Pictures aside, quote the whole listing exactly.

Stored items from a collection
# # # #

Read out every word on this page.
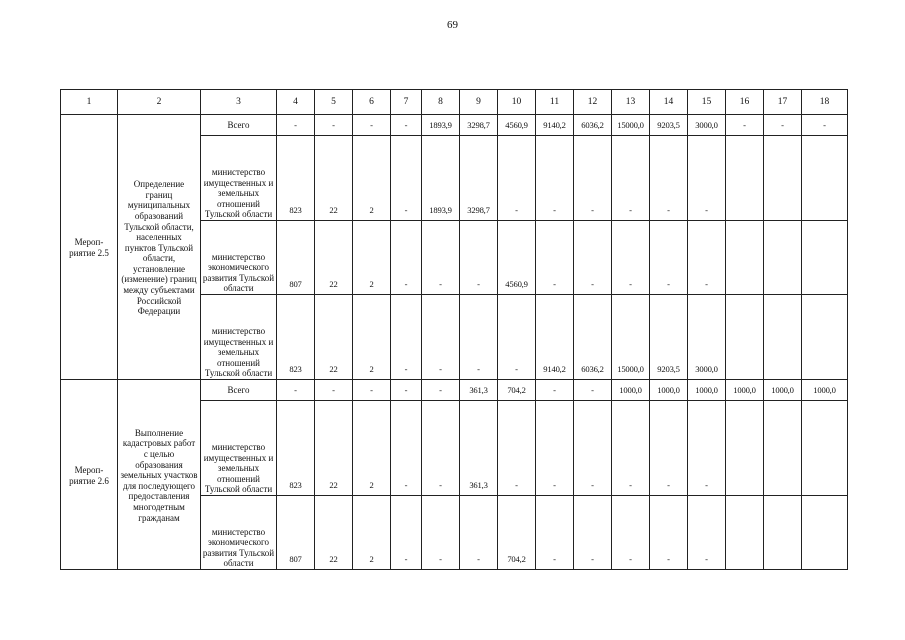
69
1	2	3	4	5	6	7	8	9	10	11	12	13	14	15	16	17	18
Мероп-риятие 2.5	Определение границ муниципальных образований Тульской области, населенных пунктов Тульской области, установление (изменение) границ между субъектами Российской Федерации	Всего	-	-	-	-	1893,9	3298,7	4560,9	9140,2	6036,2	15000,0	9203,5	3000,0	-	-	-
		министерство имущественных и земельных отношений Тульской области	823	22	2	-	1893,9	3298,7	-	-	-	-	-	-			
		министерство экономического развития Тульской области	807	22	2	-	-	-	4560,9	-	-	-	-	-			
		министерство имущественных и земельных отношений Тульской области	823	22	2	-	-	-	-	9140,2	6036,2	15000,0	9203,5	3000,0			
Мероп-риятие 2.6	Выполнение кадастровых работ с целью образования земельных участков для последующего предоставления многодетным гражданам	Всего	-	-	-	-	-	361,3	704,2	-	-	1000,0	1000,0	1000,0	1000,0	1000,0	1000,0
		министерство имущественных и земельных отношений Тульской области	823	22	2	-	-	361,3	-	-	-	-	-	-			
		министерство экономического развития Тульской области	807	22	2	-	-	-	704,2	-	-	-	-	-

# # # #

§ OUTPUT FOR THIS TASK
Read out every word on this page.
69
1	2	3	4	5	6	7	8	9	10	11	12	13	14	15	16	17	18
Мероп-риятие 2.5	Определение границ муниципальных образований Тульской области, населенных пунктов Тульской области, установление (изменение) границ между субъектами Российской Федерации	Всего	-	-	-	-	1893,9	3298,7	4560,9	9140,2	6036,2	15000,0	9203,5	3000,0	-	-	-
		министерство имущественных и земельных отношений Тульской области	823	22	2	-	1893,9	3298,7	-	-	-	-	-	-			
		министерство экономического развития Тульской области	807	22	2	-	-	-	4560,9	-	-	-	-	-			
		министерство имущественных и земельных отношений Тульской области	823	22	2	-	-	-	-	9140,2	6036,2	15000,0	9203,5	3000,0			
Мероп-риятие 2.6	Выполнение кадастровых работ с целью образования земельных участков для последующего предоставления многодетным гражданам	Всего	-	-	-	-	-	361,3	704,2	-	-	1000,0	1000,0	1000,0	1000,0	1000,0	1000,0
		министерство имущественных и земельных отношений Тульской области	823	22	2	-	-	361,3	-	-	-	-	-	-			
		министерство экономического развития Тульской области	807	22	2	-	-	-	704,2	-	-	-	-	-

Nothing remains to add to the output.